- [Work to complete]: Omit the pictures and return every entry exactly as written.

- [Records]:
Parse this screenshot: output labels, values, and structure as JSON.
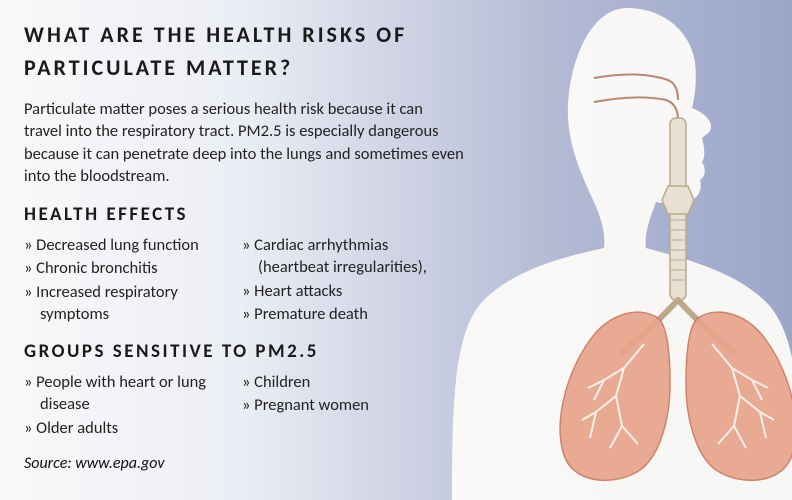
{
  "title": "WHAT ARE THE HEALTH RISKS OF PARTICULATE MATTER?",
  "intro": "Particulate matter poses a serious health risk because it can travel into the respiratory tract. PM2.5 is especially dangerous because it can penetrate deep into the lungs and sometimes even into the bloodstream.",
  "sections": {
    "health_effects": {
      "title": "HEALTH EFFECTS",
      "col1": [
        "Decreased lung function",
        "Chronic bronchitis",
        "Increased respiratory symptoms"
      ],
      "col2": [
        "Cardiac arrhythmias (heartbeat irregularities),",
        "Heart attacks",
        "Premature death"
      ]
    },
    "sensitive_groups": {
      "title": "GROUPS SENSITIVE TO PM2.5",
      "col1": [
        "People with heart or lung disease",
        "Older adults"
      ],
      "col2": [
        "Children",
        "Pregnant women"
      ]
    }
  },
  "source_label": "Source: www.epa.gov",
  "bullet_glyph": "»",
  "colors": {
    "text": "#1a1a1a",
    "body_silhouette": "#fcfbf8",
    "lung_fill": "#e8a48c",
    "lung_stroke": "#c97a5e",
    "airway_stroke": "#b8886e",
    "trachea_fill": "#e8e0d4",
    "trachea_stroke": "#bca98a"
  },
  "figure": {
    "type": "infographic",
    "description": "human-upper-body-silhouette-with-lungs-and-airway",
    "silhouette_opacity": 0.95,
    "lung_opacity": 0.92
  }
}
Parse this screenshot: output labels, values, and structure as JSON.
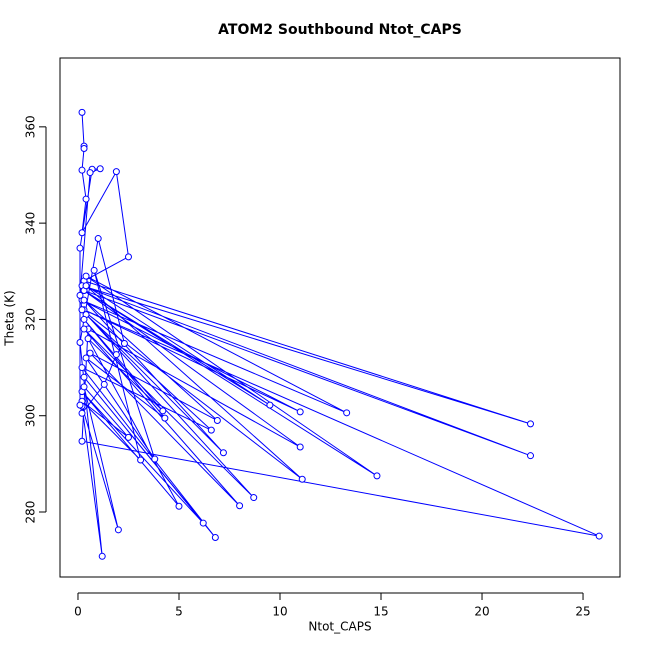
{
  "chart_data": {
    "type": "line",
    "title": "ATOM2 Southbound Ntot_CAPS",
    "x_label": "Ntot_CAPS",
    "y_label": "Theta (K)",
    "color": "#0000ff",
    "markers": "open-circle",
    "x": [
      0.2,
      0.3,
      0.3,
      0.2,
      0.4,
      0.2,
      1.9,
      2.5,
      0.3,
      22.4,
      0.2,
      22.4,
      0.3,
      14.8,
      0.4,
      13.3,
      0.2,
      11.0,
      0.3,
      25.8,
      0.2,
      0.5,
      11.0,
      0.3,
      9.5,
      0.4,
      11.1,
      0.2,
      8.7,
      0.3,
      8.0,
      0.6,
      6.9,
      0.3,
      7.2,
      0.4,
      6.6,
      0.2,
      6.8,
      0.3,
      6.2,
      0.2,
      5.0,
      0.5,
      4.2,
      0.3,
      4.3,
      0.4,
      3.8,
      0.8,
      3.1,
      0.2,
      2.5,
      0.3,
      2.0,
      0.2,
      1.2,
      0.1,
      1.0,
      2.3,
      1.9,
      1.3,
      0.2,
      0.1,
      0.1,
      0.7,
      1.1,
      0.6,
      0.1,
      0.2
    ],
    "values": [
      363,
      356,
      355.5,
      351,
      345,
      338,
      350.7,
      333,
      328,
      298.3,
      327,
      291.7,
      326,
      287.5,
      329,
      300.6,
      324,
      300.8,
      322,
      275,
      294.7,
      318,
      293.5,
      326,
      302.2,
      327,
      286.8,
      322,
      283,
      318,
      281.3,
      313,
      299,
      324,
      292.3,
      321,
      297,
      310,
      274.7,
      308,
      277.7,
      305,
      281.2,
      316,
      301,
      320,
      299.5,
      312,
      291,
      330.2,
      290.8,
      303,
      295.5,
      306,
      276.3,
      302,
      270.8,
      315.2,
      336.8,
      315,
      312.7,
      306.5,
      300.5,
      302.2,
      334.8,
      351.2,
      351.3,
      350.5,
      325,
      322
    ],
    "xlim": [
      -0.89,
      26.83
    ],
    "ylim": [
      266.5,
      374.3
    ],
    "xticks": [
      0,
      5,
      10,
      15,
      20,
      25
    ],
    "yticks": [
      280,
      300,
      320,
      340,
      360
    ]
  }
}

- [Problem solution]:
Parse this screenshot: output labels, values, and structure as JSON.
{
  "title": "WHAT ARE THE HEALTH RISKS OF PARTICULATE MATTER?",
  "intro": "Particulate matter poses a serious health risk because it can travel into the respiratory tract. PM2.5 is especially dangerous because it can penetrate deep into the lungs and sometimes even into the bloodstream.",
  "sections": {
    "health_effects": {
      "title": "HEALTH EFFECTS",
      "col1": [
        "Decreased lung function",
        "Chronic bronchitis",
        "Increased respiratory symptoms"
      ],
      "col2": [
        "Cardiac arrhythmias (heartbeat irregularities),",
        "Heart attacks",
        "Premature death"
      ]
    },
    "sensitive_groups": {
      "title": "GROUPS SENSITIVE TO PM2.5",
      "col1": [
        "People with heart or lung disease",
        "Older adults"
      ],
      "col2": [
        "Children",
        "Pregnant women"
      ]
    }
  },
  "source_label": "Source: www.epa.gov",
  "bullet_glyph": "»",
  "colors": {
    "text": "#1a1a1a",
    "body_silhouette": "#fcfbf8",
    "lung_fill": "#e8a48c",
    "lung_stroke": "#c97a5e",
    "airway_stroke": "#b8886e",
    "trachea_fill": "#e8e0d4",
    "trachea_stroke": "#bca98a"
  },
  "figure": {
    "type": "infographic",
    "description": "human-upper-body-silhouette-with-lungs-and-airway",
    "silhouette_opacity": 0.95,
    "lung_opacity": 0.92
  }
}
Parse this screenshot: output labels, values, and structure as JSON.
{
  "chart_data": {
    "type": "line",
    "title": "ATOM2 Southbound Ntot_CAPS",
    "x_label": "Ntot_CAPS",
    "y_label": "Theta (K)",
    "color": "#0000ff",
    "markers": "open-circle",
    "x": [
      0.2,
      0.3,
      0.3,
      0.2,
      0.4,
      0.2,
      1.9,
      2.5,
      0.3,
      22.4,
      0.2,
      22.4,
      0.3,
      14.8,
      0.4,
      13.3,
      0.2,
      11.0,
      0.3,
      25.8,
      0.2,
      0.5,
      11.0,
      0.3,
      9.5,
      0.4,
      11.1,
      0.2,
      8.7,
      0.3,
      8.0,
      0.6,
      6.9,
      0.3,
      7.2,
      0.4,
      6.6,
      0.2,
      6.8,
      0.3,
      6.2,
      0.2,
      5.0,
      0.5,
      4.2,
      0.3,
      4.3,
      0.4,
      3.8,
      0.8,
      3.1,
      0.2,
      2.5,
      0.3,
      2.0,
      0.2,
      1.2,
      0.1,
      1.0,
      2.3,
      1.9,
      1.3,
      0.2,
      0.1,
      0.1,
      0.7,
      1.1,
      0.6,
      0.1,
      0.2
    ],
    "values": [
      363,
      356,
      355.5,
      351,
      345,
      338,
      350.7,
      333,
      328,
      298.3,
      327,
      291.7,
      326,
      287.5,
      329,
      300.6,
      324,
      300.8,
      322,
      275,
      294.7,
      318,
      293.5,
      326,
      302.2,
      327,
      286.8,
      322,
      283,
      318,
      281.3,
      313,
      299,
      324,
      292.3,
      321,
      297,
      310,
      274.7,
      308,
      277.7,
      305,
      281.2,
      316,
      301,
      320,
      299.5,
      312,
      291,
      330.2,
      290.8,
      303,
      295.5,
      306,
      276.3,
      302,
      270.8,
      315.2,
      336.8,
      315,
      312.7,
      306.5,
      300.5,
      302.2,
      334.8,
      351.2,
      351.3,
      350.5,
      325,
      322
    ],
    "xlim": [
      -0.89,
      26.83
    ],
    "ylim": [
      266.5,
      374.3
    ],
    "xticks": [
      0,
      5,
      10,
      15,
      20,
      25
    ],
    "yticks": [
      280,
      300,
      320,
      340,
      360
    ]
  }
}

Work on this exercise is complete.